§ Task to complete:
Reproduce all lines of the listing below in which the word "debarred" occurs.

....

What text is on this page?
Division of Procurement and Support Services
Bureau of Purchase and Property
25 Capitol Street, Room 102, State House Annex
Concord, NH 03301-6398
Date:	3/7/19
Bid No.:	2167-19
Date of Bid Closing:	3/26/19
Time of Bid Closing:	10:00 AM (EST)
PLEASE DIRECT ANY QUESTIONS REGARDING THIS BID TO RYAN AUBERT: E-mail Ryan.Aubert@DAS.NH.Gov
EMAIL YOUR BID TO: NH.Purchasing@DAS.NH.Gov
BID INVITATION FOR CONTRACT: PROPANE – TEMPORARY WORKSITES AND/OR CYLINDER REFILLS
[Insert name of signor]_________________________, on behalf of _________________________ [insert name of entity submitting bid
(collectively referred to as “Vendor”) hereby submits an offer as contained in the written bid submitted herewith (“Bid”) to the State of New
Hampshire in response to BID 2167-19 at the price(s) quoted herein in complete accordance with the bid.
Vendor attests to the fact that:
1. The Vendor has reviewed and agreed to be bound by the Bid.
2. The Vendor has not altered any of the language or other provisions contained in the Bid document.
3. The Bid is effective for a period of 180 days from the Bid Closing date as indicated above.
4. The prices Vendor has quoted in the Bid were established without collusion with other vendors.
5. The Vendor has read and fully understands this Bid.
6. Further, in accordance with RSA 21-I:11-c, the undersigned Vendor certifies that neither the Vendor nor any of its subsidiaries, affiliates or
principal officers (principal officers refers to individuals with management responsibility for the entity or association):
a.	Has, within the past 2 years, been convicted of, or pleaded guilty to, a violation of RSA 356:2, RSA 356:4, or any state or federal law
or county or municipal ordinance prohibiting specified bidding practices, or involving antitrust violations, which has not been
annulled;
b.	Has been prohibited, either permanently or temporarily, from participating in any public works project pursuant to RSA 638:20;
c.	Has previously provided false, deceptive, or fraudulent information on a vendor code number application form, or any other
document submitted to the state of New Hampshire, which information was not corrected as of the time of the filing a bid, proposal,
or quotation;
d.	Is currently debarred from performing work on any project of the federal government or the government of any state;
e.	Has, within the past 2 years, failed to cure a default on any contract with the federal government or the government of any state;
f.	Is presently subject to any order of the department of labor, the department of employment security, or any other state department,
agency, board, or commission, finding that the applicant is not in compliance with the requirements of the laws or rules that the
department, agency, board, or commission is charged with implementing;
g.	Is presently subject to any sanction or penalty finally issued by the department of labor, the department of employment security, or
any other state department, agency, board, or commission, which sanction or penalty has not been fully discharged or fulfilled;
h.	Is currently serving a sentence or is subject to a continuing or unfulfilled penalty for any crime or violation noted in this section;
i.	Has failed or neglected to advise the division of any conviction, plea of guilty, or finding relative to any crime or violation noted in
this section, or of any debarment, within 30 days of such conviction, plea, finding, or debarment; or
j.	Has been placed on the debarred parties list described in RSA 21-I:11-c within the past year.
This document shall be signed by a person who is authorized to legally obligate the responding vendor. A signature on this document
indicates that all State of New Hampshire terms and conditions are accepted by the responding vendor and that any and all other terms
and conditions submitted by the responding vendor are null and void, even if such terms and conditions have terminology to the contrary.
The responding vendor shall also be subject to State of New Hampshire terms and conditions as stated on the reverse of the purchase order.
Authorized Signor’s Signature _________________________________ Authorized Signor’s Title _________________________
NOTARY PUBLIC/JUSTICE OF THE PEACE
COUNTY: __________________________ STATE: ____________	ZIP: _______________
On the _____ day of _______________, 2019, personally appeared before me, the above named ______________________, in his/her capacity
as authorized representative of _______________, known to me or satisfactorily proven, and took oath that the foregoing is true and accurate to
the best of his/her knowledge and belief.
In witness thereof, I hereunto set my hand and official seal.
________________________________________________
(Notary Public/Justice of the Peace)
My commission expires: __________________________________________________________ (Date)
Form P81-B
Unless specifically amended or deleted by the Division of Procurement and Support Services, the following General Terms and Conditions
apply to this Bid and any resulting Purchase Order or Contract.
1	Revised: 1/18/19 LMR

....

§ Output for this task:
d.	Is currently debarred from performing work on any project of the federal government or the government of any state;
j.	Has been placed on the debarred parties list described in RSA 21-I:11-c within the past year.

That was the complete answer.